## WORK TO BE COMPLETED
Make an exact copy of the records, dropping all pictures.

******************************

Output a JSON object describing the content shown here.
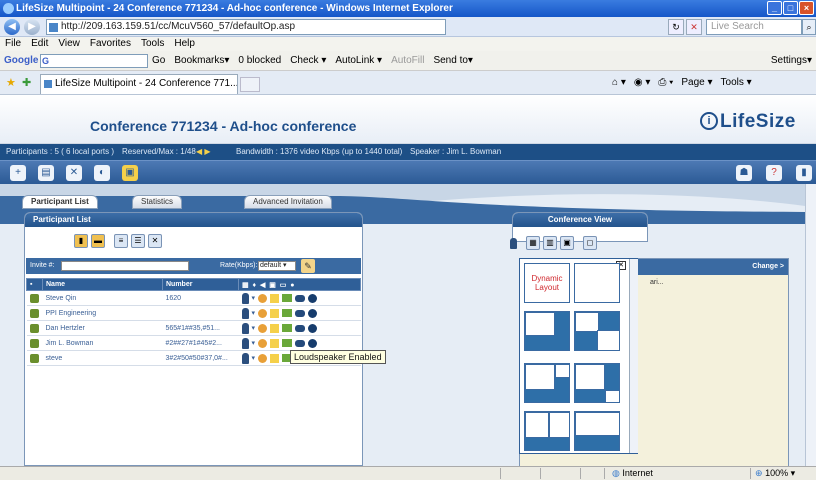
{
  "window": {
    "title": "LifeSize Multipoint - 24 Conference 771234 - Ad-hoc conference - Windows Internet Explorer",
    "controls": [
      "_",
      "□",
      "×"
    ]
  },
  "address_bar": {
    "url": "http://209.163.159.51/cc/McuV560_57/defaultOp.asp",
    "search_placeholder": "Live Search"
  },
  "menu": [
    "File",
    "Edit",
    "View",
    "Favorites",
    "Tools",
    "Help"
  ],
  "google_toolbar": {
    "logo": "Google",
    "search_label": "G",
    "items": [
      "Go",
      "Bookmarks▾",
      "0 blocked",
      "Check ▾",
      "AutoLink ▾",
      "AutoFill",
      "Send to▾"
    ],
    "settings": "Settings▾"
  },
  "browser_tab": {
    "label": "LifeSize Multipoint - 24 Conference 771...",
    "commands": [
      "Page ▾",
      "Tools ▾"
    ]
  },
  "app_header": {
    "conference_title": "Conference 771234 - Ad-hoc conference",
    "brand": "LifeSize"
  },
  "status_strip": {
    "participants": "Participants : 5 ( 6 local ports )",
    "reserved": "Reserved/Max : 1/48",
    "bandwidth": "Bandwidth : 1376 video Kbps (up to 1440 total)",
    "speaker": "Speaker : Jim L. Bowman"
  },
  "tabs": [
    "Participant List",
    "Statistics",
    "Advanced Invitation"
  ],
  "participant_panel": {
    "title": "Participant List",
    "invite_label": "Invite #:",
    "rate_label": "Rate(Kbps):",
    "rate_value": "default",
    "columns": [
      "Name",
      "Number"
    ],
    "rows": [
      {
        "name": "Steve Qin",
        "number": "1620"
      },
      {
        "name": "PPI Engineering",
        "number": ""
      },
      {
        "name": "Dan Hertzler",
        "number": "565#1##35,#51..."
      },
      {
        "name": "Jim L. Bowman",
        "number": "#2##27#1#45#2..."
      },
      {
        "name": "steve",
        "number": "3#2#50#50#37,0#..."
      }
    ]
  },
  "tooltip": "Loudspeaker Enabled",
  "conference_view": {
    "title": "Conference View",
    "column_header": "Change >",
    "cell_value": "ari..."
  },
  "layout_popup": {
    "dynamic_label": "Dynamic Layout"
  },
  "statusbar": {
    "zone": "Internet",
    "zoom": "100%"
  }
}
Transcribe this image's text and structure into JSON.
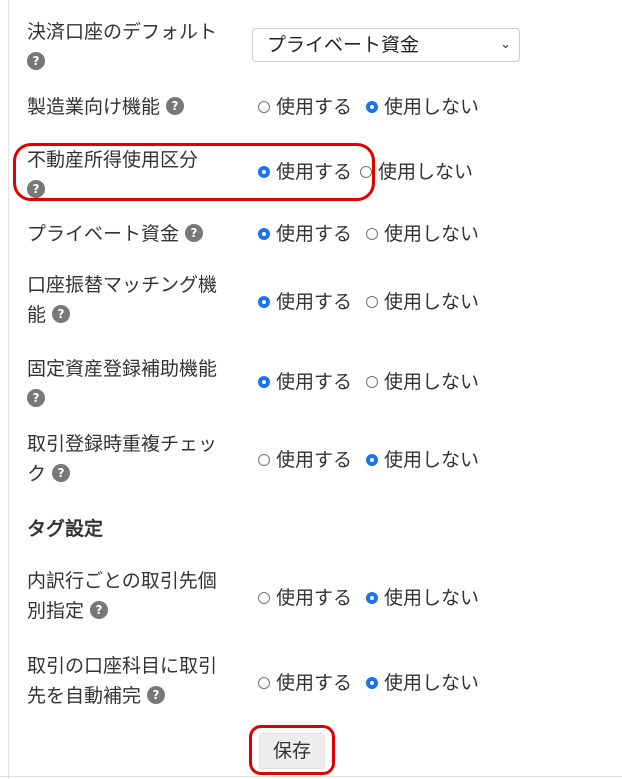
{
  "settings": {
    "default_account": {
      "label": "決済口座のデフォルト",
      "selected": "プライベート資金"
    },
    "rows": [
      {
        "label": "製造業向け機能",
        "use": "使用する",
        "nouse": "使用しない",
        "value": "nouse"
      },
      {
        "label": "不動産所得使用区分",
        "use": "使用する",
        "nouse": "使用しない",
        "value": "use"
      },
      {
        "label": "プライベート資金",
        "use": "使用する",
        "nouse": "使用しない",
        "value": "use"
      },
      {
        "label_line1": "口座振替マッチング機",
        "label_line2": "能",
        "use": "使用する",
        "nouse": "使用しない",
        "value": "use"
      },
      {
        "label": "固定資産登録補助機能",
        "use": "使用する",
        "nouse": "使用しない",
        "value": "use"
      },
      {
        "label_line1": "取引登録時重複チェッ",
        "label_line2": "ク",
        "use": "使用する",
        "nouse": "使用しない",
        "value": "nouse"
      }
    ],
    "tag_section_title": "タグ設定",
    "tag_rows": [
      {
        "label_line1": "内訳行ごとの取引先個",
        "label_line2": "別指定",
        "use": "使用する",
        "nouse": "使用しない",
        "value": "nouse"
      },
      {
        "label_line1": "取引の口座科目に取引",
        "label_line2": "先を自動補完",
        "use": "使用する",
        "nouse": "使用しない",
        "value": "nouse"
      }
    ],
    "help_glyph": "?",
    "save_label": "保存"
  },
  "annotation_color": "#e00000",
  "accent_color": "#1a73e8"
}
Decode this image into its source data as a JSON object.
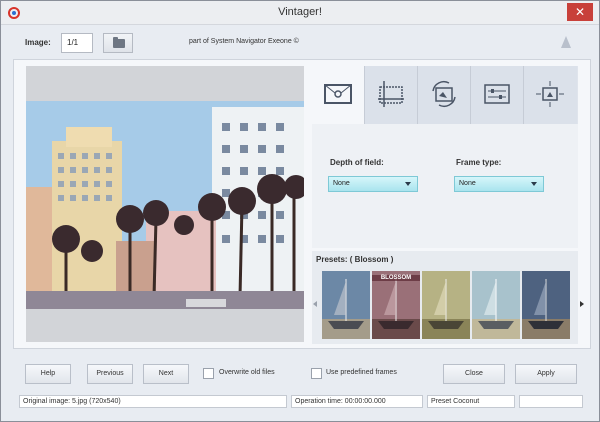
{
  "window": {
    "title": "Vintager!",
    "close_glyph": "✕"
  },
  "toolbar": {
    "image_label": "Image:",
    "image_value": "1/1",
    "browse_icon": "folder-icon",
    "subtitle": "part of System Navigator Exeone ©"
  },
  "tabs": [
    {
      "icon": "frame-icon",
      "active": true
    },
    {
      "icon": "crop-icon",
      "active": false
    },
    {
      "icon": "rotate-image-icon",
      "active": false
    },
    {
      "icon": "adjust-icon",
      "active": false
    },
    {
      "icon": "resize-icon",
      "active": false
    }
  ],
  "options": {
    "depth_label": "Depth of field:",
    "depth_value": "None",
    "frame_label": "Frame type:",
    "frame_value": "None"
  },
  "presets": {
    "label": "Presets: ( Blossom )",
    "selected_label": "BLOSSOM",
    "thumbs": [
      {
        "tint": "#7c92a8",
        "selected": false
      },
      {
        "tint": "#8a5a62",
        "selected": true
      },
      {
        "tint": "#a8a070",
        "selected": false
      },
      {
        "tint": "#9ab0b8",
        "selected": false
      },
      {
        "tint": "#5c6c84",
        "selected": false
      }
    ]
  },
  "buttons": {
    "help": "Help",
    "previous": "Previous",
    "next": "Next",
    "overwrite": "Overwrite old files",
    "predefined": "Use predefined frames",
    "close": "Close",
    "apply": "Apply"
  },
  "status": {
    "original": "Original image: 5.jpg (720x540)",
    "operation": "Operation time: 00:00:00.000",
    "preset": "Preset Coconut",
    "extra": ""
  },
  "colors": {
    "accent_select": "#a9e4ee",
    "close_red": "#c8403a"
  }
}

******************************

## FULL SOLUTION
Output a JSON object describing the content shown here.
{
  "window": {
    "title": "LifeSize Multipoint - 24 Conference 771234 - Ad-hoc conference - Windows Internet Explorer",
    "controls": [
      "_",
      "□",
      "×"
    ]
  },
  "address_bar": {
    "url": "http://209.163.159.51/cc/McuV560_57/defaultOp.asp",
    "search_placeholder": "Live Search"
  },
  "menu": [
    "File",
    "Edit",
    "View",
    "Favorites",
    "Tools",
    "Help"
  ],
  "google_toolbar": {
    "logo": "Google",
    "search_label": "G",
    "items": [
      "Go",
      "Bookmarks▾",
      "0 blocked",
      "Check ▾",
      "AutoLink ▾",
      "AutoFill",
      "Send to▾"
    ],
    "settings": "Settings▾"
  },
  "browser_tab": {
    "label": "LifeSize Multipoint - 24 Conference 771...",
    "commands": [
      "Page ▾",
      "Tools ▾"
    ]
  },
  "app_header": {
    "conference_title": "Conference 771234 - Ad-hoc conference",
    "brand": "LifeSize"
  },
  "status_strip": {
    "participants": "Participants : 5 ( 6 local ports )",
    "reserved": "Reserved/Max : 1/48",
    "bandwidth": "Bandwidth : 1376 video Kbps (up to 1440 total)",
    "speaker": "Speaker : Jim L. Bowman"
  },
  "tabs": [
    "Participant List",
    "Statistics",
    "Advanced Invitation"
  ],
  "participant_panel": {
    "title": "Participant List",
    "invite_label": "Invite #:",
    "rate_label": "Rate(Kbps):",
    "rate_value": "default",
    "columns": [
      "Name",
      "Number"
    ],
    "rows": [
      {
        "name": "Steve Qin",
        "number": "1620"
      },
      {
        "name": "PPI Engineering",
        "number": ""
      },
      {
        "name": "Dan Hertzler",
        "number": "565#1##35,#51..."
      },
      {
        "name": "Jim L. Bowman",
        "number": "#2##27#1#45#2..."
      },
      {
        "name": "steve",
        "number": "3#2#50#50#37,0#..."
      }
    ]
  },
  "tooltip": "Loudspeaker Enabled",
  "conference_view": {
    "title": "Conference View",
    "column_header": "Change >",
    "cell_value": "ari..."
  },
  "layout_popup": {
    "dynamic_label": "Dynamic Layout"
  },
  "statusbar": {
    "zone": "Internet",
    "zoom": "100%"
  }
}
Transcribe this image's text and structure into JSON.
{
  "settings": {
    "default_account": {
      "label": "決済口座のデフォルト",
      "selected": "プライベート資金"
    },
    "rows": [
      {
        "label": "製造業向け機能",
        "use": "使用する",
        "nouse": "使用しない",
        "value": "nouse"
      },
      {
        "label": "不動産所得使用区分",
        "use": "使用する",
        "nouse": "使用しない",
        "value": "use"
      },
      {
        "label": "プライベート資金",
        "use": "使用する",
        "nouse": "使用しない",
        "value": "use"
      },
      {
        "label_line1": "口座振替マッチング機",
        "label_line2": "能",
        "use": "使用する",
        "nouse": "使用しない",
        "value": "use"
      },
      {
        "label": "固定資産登録補助機能",
        "use": "使用する",
        "nouse": "使用しない",
        "value": "use"
      },
      {
        "label_line1": "取引登録時重複チェッ",
        "label_line2": "ク",
        "use": "使用する",
        "nouse": "使用しない",
        "value": "nouse"
      }
    ],
    "tag_section_title": "タグ設定",
    "tag_rows": [
      {
        "label_line1": "内訳行ごとの取引先個",
        "label_line2": "別指定",
        "use": "使用する",
        "nouse": "使用しない",
        "value": "nouse"
      },
      {
        "label_line1": "取引の口座科目に取引",
        "label_line2": "先を自動補完",
        "use": "使用する",
        "nouse": "使用しない",
        "value": "nouse"
      }
    ],
    "help_glyph": "?",
    "save_label": "保存"
  },
  "annotation_color": "#e00000",
  "accent_color": "#1a73e8"
}
Decode this image into its source data as a JSON object.
{
  "window": {
    "title": "Vintager!",
    "close_glyph": "✕"
  },
  "toolbar": {
    "image_label": "Image:",
    "image_value": "1/1",
    "browse_icon": "folder-icon",
    "subtitle": "part of System Navigator Exeone ©"
  },
  "tabs": [
    {
      "icon": "frame-icon",
      "active": true
    },
    {
      "icon": "crop-icon",
      "active": false
    },
    {
      "icon": "rotate-image-icon",
      "active": false
    },
    {
      "icon": "adjust-icon",
      "active": false
    },
    {
      "icon": "resize-icon",
      "active": false
    }
  ],
  "options": {
    "depth_label": "Depth of field:",
    "depth_value": "None",
    "frame_label": "Frame type:",
    "frame_value": "None"
  },
  "presets": {
    "label": "Presets: ( Blossom )",
    "selected_label": "BLOSSOM",
    "thumbs": [
      {
        "tint": "#7c92a8",
        "selected": false
      },
      {
        "tint": "#8a5a62",
        "selected": true
      },
      {
        "tint": "#a8a070",
        "selected": false
      },
      {
        "tint": "#9ab0b8",
        "selected": false
      },
      {
        "tint": "#5c6c84",
        "selected": false
      }
    ]
  },
  "buttons": {
    "help": "Help",
    "previous": "Previous",
    "next": "Next",
    "overwrite": "Overwrite old files",
    "predefined": "Use predefined frames",
    "close": "Close",
    "apply": "Apply"
  },
  "status": {
    "original": "Original image: 5.jpg (720x540)",
    "operation": "Operation time: 00:00:00.000",
    "preset": "Preset Coconut",
    "extra": ""
  },
  "colors": {
    "accent_select": "#a9e4ee",
    "close_red": "#c8403a"
  }
}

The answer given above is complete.